Identify every line in the records below that contains the word "AXIS", and reproduce each one.
## START
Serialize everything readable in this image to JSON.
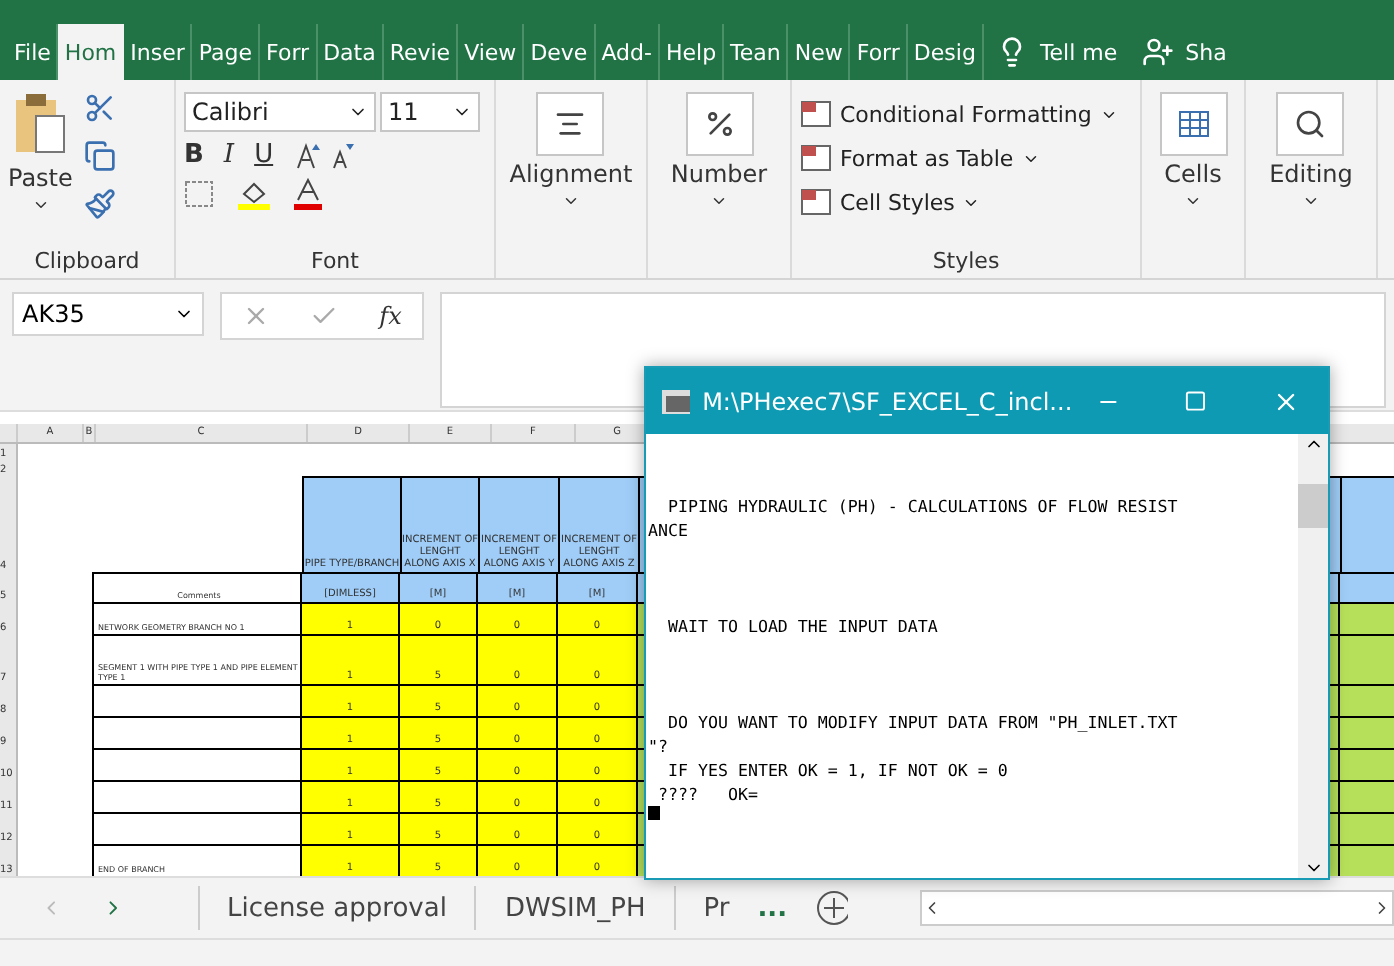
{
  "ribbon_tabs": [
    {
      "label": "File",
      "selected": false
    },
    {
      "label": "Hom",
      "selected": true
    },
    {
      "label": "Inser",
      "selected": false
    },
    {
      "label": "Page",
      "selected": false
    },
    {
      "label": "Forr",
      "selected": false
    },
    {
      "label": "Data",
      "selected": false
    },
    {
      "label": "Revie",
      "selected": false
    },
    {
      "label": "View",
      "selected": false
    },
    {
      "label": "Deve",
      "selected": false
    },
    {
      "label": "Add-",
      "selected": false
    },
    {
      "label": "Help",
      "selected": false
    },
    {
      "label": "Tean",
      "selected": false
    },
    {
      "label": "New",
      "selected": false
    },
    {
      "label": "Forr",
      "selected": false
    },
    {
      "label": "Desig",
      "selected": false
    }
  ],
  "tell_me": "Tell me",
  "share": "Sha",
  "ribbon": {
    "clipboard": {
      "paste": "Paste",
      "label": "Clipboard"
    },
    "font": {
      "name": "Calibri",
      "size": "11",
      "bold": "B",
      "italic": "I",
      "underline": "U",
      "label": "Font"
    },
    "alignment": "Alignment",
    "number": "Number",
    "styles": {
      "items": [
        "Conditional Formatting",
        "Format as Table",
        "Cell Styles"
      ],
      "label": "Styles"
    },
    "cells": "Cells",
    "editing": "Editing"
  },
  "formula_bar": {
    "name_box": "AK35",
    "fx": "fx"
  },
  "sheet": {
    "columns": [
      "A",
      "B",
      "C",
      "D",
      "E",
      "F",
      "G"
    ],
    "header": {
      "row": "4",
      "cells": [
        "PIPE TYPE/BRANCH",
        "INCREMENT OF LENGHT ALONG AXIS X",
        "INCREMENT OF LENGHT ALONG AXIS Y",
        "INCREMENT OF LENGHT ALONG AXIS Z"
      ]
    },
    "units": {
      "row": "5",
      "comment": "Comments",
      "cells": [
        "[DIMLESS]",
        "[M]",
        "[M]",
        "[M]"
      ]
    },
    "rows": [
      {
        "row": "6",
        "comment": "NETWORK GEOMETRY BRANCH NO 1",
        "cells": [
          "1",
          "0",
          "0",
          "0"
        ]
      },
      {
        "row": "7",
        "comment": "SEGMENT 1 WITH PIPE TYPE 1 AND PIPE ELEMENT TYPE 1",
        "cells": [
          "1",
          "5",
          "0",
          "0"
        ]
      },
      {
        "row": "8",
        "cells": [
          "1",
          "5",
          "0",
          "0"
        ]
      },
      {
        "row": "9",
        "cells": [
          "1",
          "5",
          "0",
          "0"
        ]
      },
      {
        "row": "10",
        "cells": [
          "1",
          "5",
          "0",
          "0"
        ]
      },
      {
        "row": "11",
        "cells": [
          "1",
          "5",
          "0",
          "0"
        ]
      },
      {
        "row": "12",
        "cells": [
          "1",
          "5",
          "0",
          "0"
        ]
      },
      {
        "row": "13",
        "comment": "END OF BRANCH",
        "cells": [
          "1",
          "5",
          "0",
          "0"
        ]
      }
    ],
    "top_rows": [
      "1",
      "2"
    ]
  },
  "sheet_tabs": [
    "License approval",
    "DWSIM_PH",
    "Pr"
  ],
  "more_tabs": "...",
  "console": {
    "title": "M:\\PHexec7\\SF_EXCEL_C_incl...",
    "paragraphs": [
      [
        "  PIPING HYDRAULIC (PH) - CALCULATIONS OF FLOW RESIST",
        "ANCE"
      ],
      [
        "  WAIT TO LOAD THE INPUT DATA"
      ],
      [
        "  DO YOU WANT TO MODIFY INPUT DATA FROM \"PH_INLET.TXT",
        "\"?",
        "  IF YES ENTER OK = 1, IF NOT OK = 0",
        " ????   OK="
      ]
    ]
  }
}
## END
*The result*.
        "INCREMENT OF LENGHT ALONG AXIS X",
        "INCREMENT OF LENGHT ALONG AXIS Y",
        "INCREMENT OF LENGHT ALONG AXIS Z"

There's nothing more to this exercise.